[Excerpts from a figure dataset]
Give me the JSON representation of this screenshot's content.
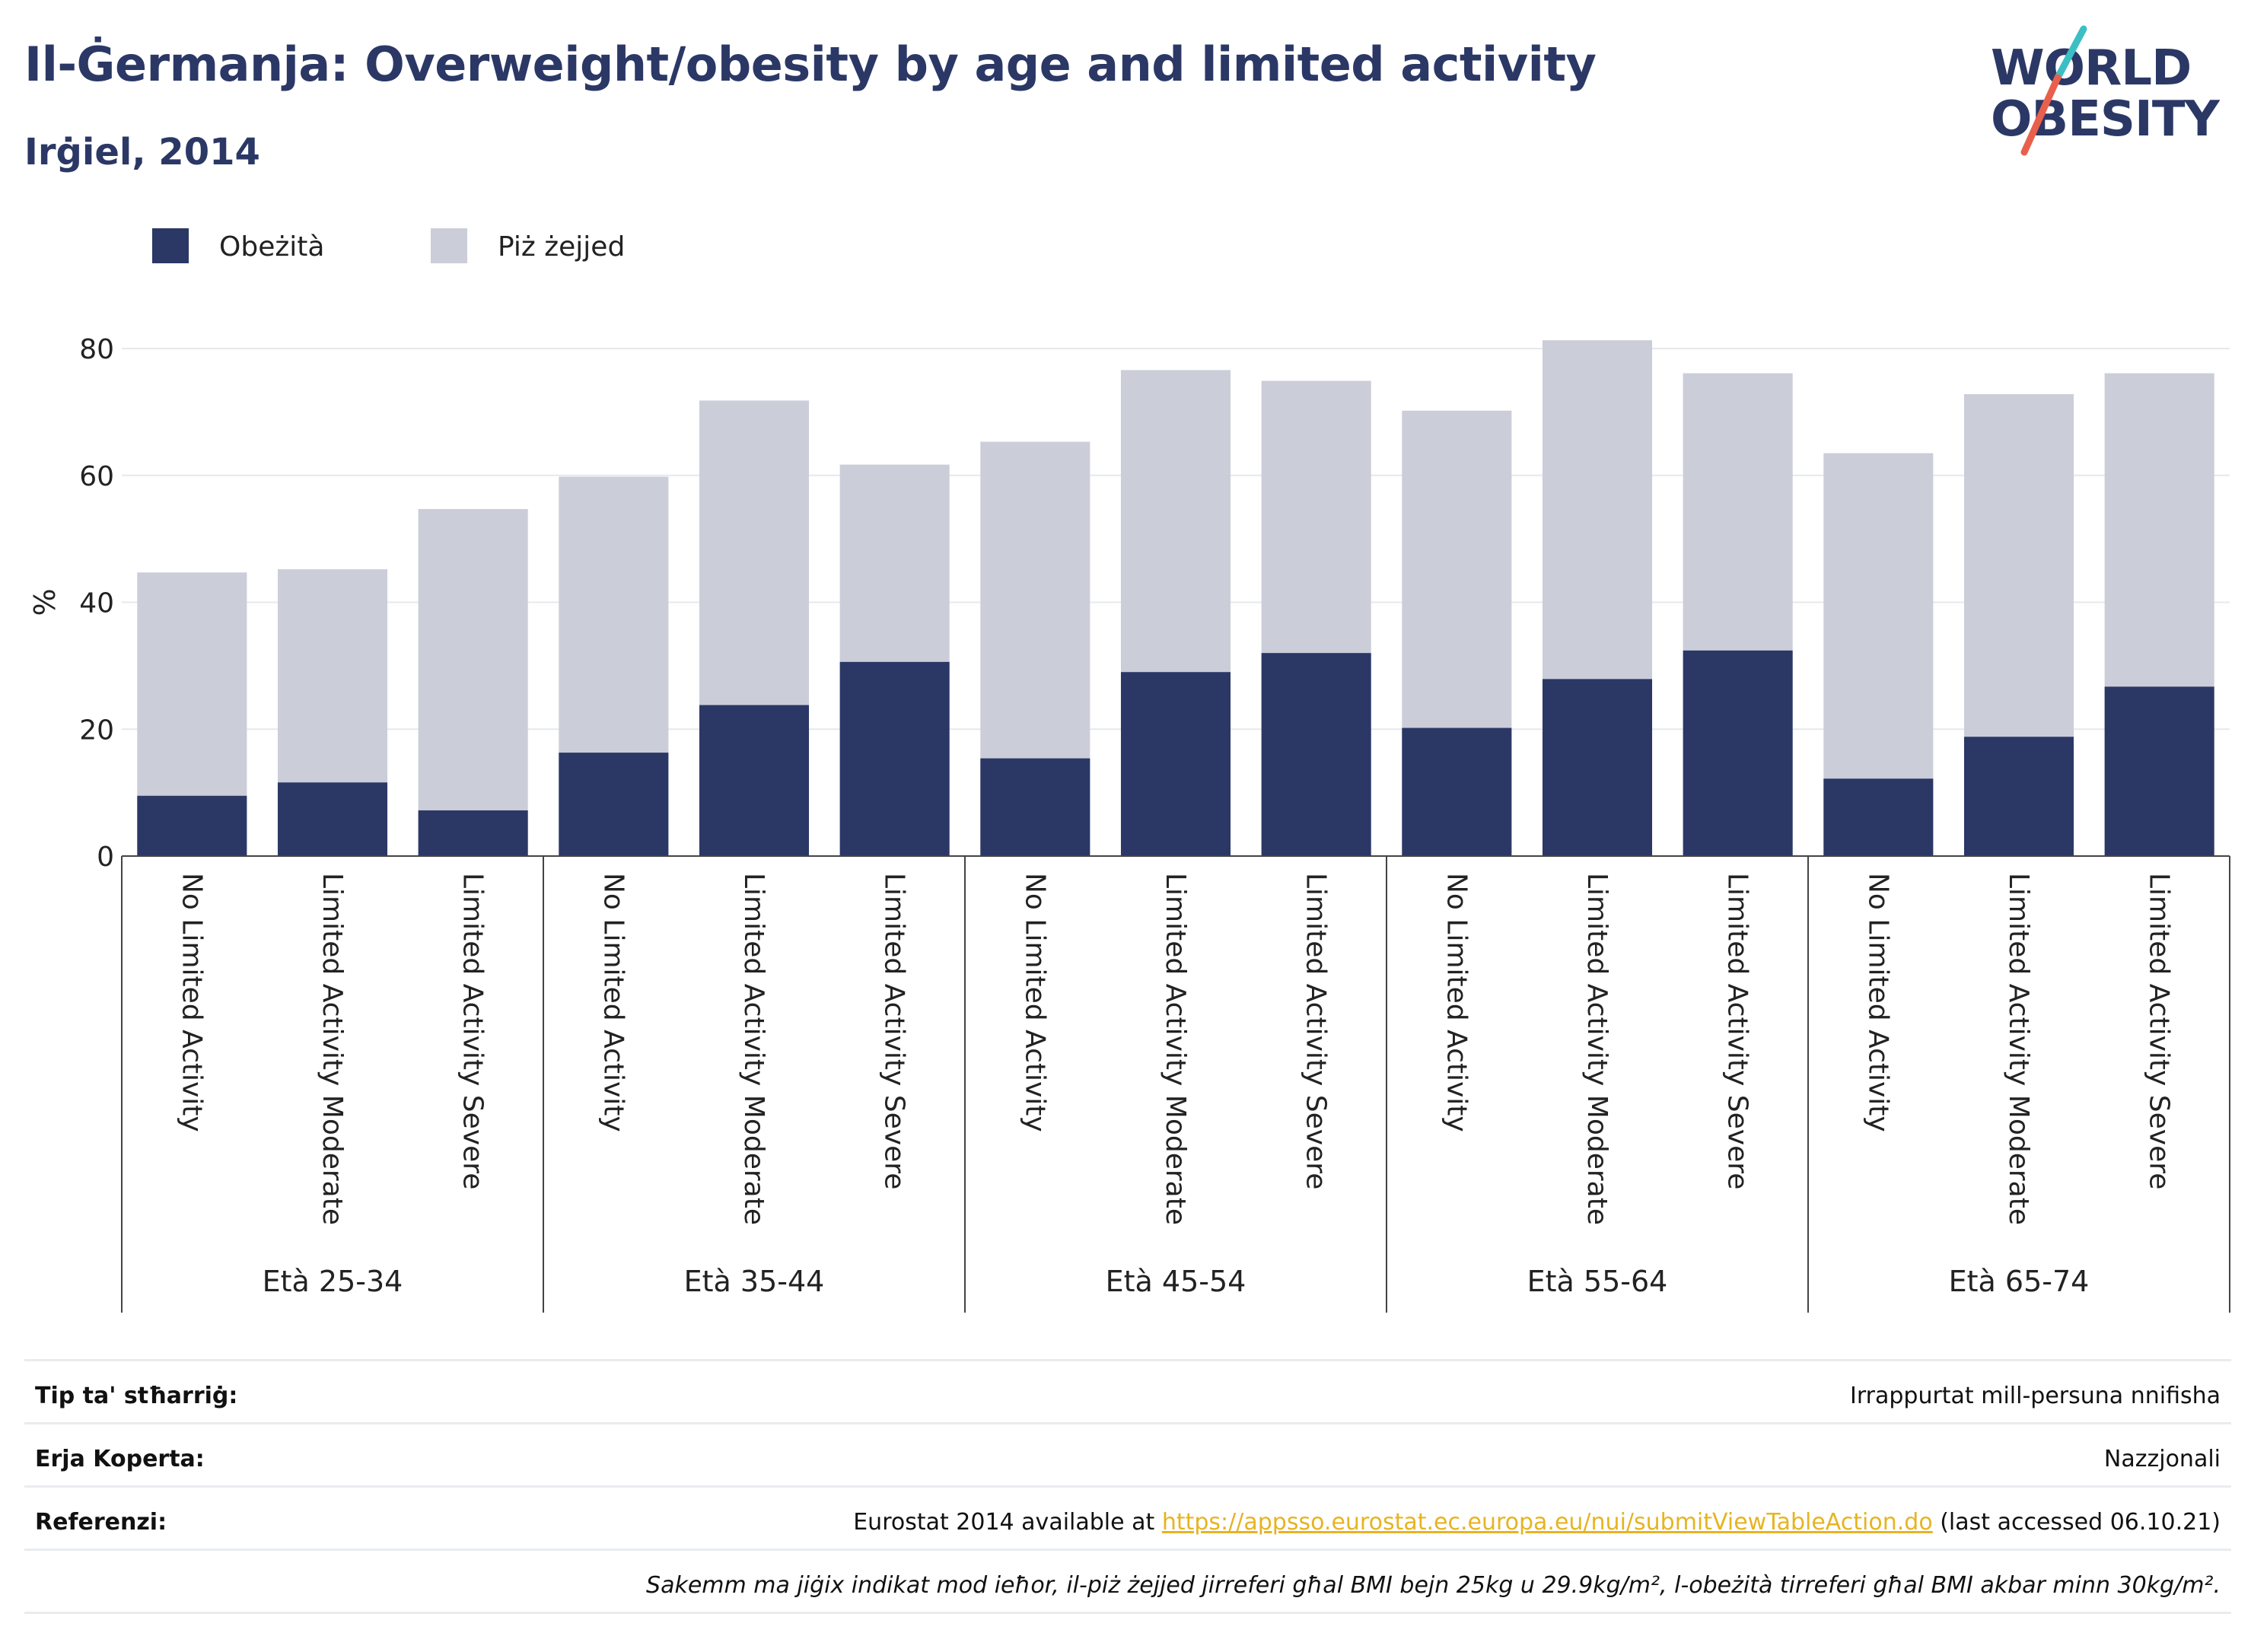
{
  "header": {
    "title": "Il-Ġermanja: Overweight/obesity by age and limited activity",
    "subtitle": "Irġiel, 2014"
  },
  "logo": {
    "line1": "WORLD",
    "line2": "OBESITY",
    "colors": {
      "text": "#2b3866",
      "slash_top": "#3bbfc4",
      "slash_bottom": "#e8604c"
    }
  },
  "chart_data": {
    "type": "bar",
    "stacked": false,
    "overlay": true,
    "ylabel": "%",
    "ylim": [
      0,
      80
    ],
    "yticks": [
      0,
      20,
      40,
      60,
      80
    ],
    "grid": true,
    "legend_position": "top-left",
    "categories": [
      "No Limited Activity",
      "Limited Activity Moderate",
      "Limited Activity Severe",
      "No Limited Activity",
      "Limited Activity Moderate",
      "Limited Activity Severe",
      "No Limited Activity",
      "Limited Activity Moderate",
      "Limited Activity Severe",
      "No Limited Activity",
      "Limited Activity Moderate",
      "Limited Activity Severe",
      "No Limited Activity",
      "Limited Activity Moderate",
      "Limited Activity Severe"
    ],
    "groups": [
      {
        "label": "Età 25-34",
        "start": 0,
        "count": 3
      },
      {
        "label": "Età 35-44",
        "start": 3,
        "count": 3
      },
      {
        "label": "Età 45-54",
        "start": 6,
        "count": 3
      },
      {
        "label": "Età 55-64",
        "start": 9,
        "count": 3
      },
      {
        "label": "Età 65-74",
        "start": 12,
        "count": 3
      }
    ],
    "series": [
      {
        "name": "Piż żejjed",
        "color": "#cbcdd9",
        "values": [
          44.7,
          45.2,
          54.7,
          59.8,
          71.8,
          61.7,
          65.3,
          76.6,
          74.9,
          70.2,
          81.3,
          76.1,
          63.5,
          72.8,
          76.1
        ]
      },
      {
        "name": "Obeżità",
        "color": "#2b3866",
        "values": [
          9.5,
          11.6,
          7.2,
          16.3,
          23.8,
          30.6,
          15.4,
          29.0,
          32.0,
          20.2,
          27.9,
          32.4,
          12.2,
          18.8,
          26.7
        ]
      }
    ],
    "legend_order": [
      "Obeżità",
      "Piż żejjed"
    ]
  },
  "info": {
    "rows": [
      {
        "label": "Tip ta' stħarriġ:",
        "value": "Irrappurtat mill-persuna nnifisha"
      },
      {
        "label": "Erja Koperta:",
        "value": "Nazzjonali"
      }
    ],
    "reference": {
      "label": "Referenzi:",
      "prefix": "Eurostat 2014 available at ",
      "link": "https://appsso.eurostat.ec.europa.eu/nui/submitViewTableAction.do",
      "suffix": " (last accessed 06.10.21)"
    },
    "note": "Sakemm ma jiġix indikat mod ieħor, il-piż żejjed jirreferi għal BMI bejn 25kg u 29.9kg/m², l-obeżità tirreferi għal BMI akbar minn 30kg/m²."
  }
}
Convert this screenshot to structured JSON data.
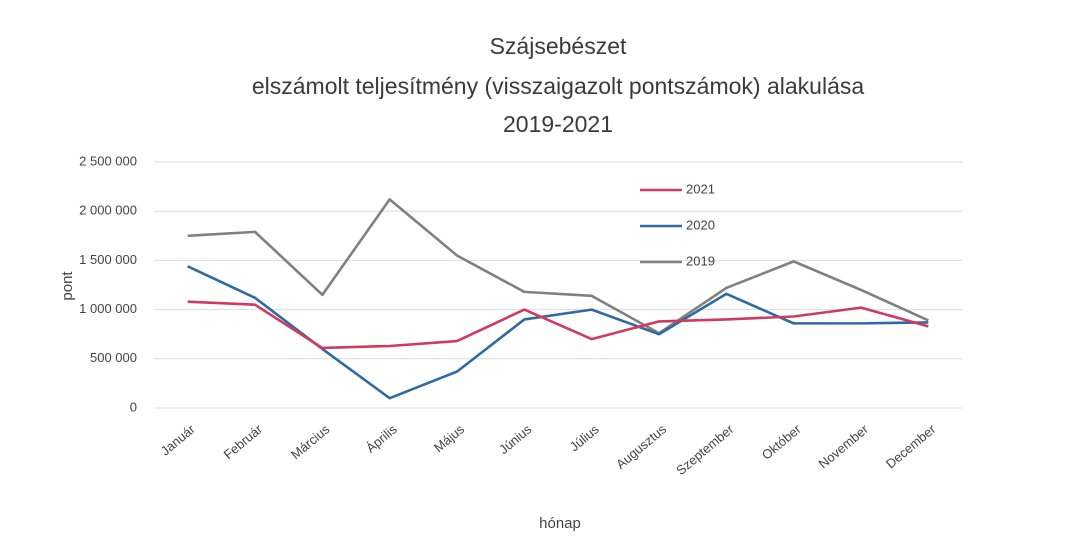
{
  "chart_data": {
    "type": "line",
    "title": [
      "Szájsebészet",
      "elszámolt teljesítmény (visszaigazolt pontszámok) alakulása",
      "2019-2021"
    ],
    "xlabel": "hónap",
    "ylabel": "pont",
    "categories": [
      "Január",
      "Február",
      "Március",
      "Április",
      "Május",
      "Június",
      "Július",
      "Augusztus",
      "Szeptember",
      "Október",
      "November",
      "December"
    ],
    "series": [
      {
        "name": "2021",
        "color": "#d03a5e",
        "values": [
          1080000,
          1050000,
          610000,
          630000,
          680000,
          1000000,
          700000,
          880000,
          900000,
          930000,
          1020000,
          830000
        ]
      },
      {
        "name": "2020",
        "color": "#2f6ba3",
        "values": [
          1440000,
          1120000,
          600000,
          100000,
          370000,
          900000,
          1000000,
          750000,
          1160000,
          860000,
          860000,
          870000
        ]
      },
      {
        "name": "2019",
        "color": "#808080",
        "values": [
          1750000,
          1790000,
          1150000,
          2120000,
          1550000,
          1180000,
          1140000,
          760000,
          1220000,
          1490000,
          1200000,
          890000
        ]
      }
    ],
    "ylim": [
      0,
      2500000
    ],
    "yticks": [
      0,
      {
        "value": 500000,
        "label": "500 000"
      },
      {
        "value": 1000000,
        "label": "1 000 000"
      },
      {
        "value": 1500000,
        "label": "1 500 000"
      },
      {
        "value": 2000000,
        "label": "2 000 000"
      },
      {
        "value": 2500000,
        "label": "2 500 000"
      }
    ],
    "grid": true,
    "legend": "upper right"
  }
}
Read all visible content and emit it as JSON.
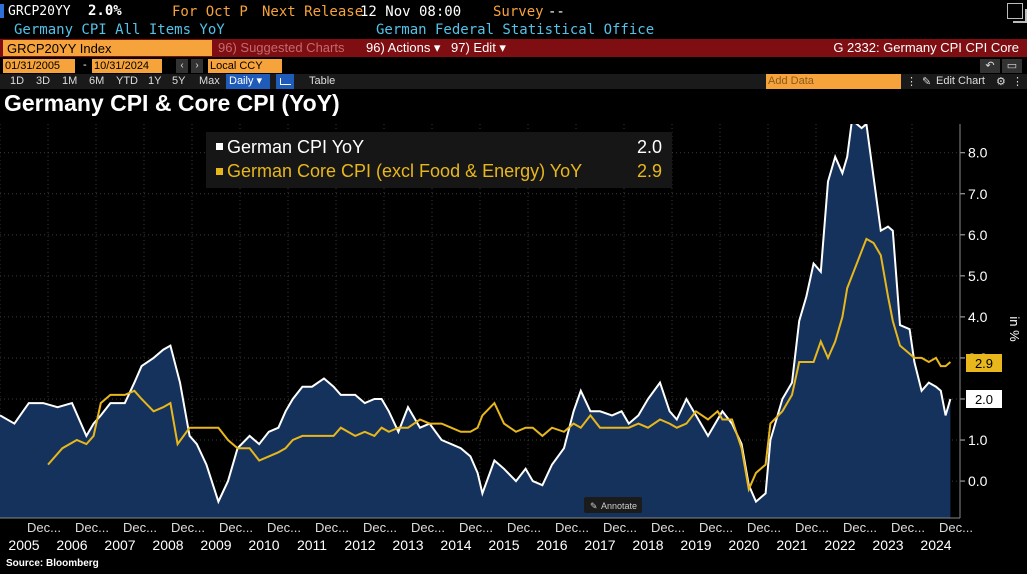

Short task: Report the number of lines that include the string "JSON"; return nothing but the count.

Exercise result: 3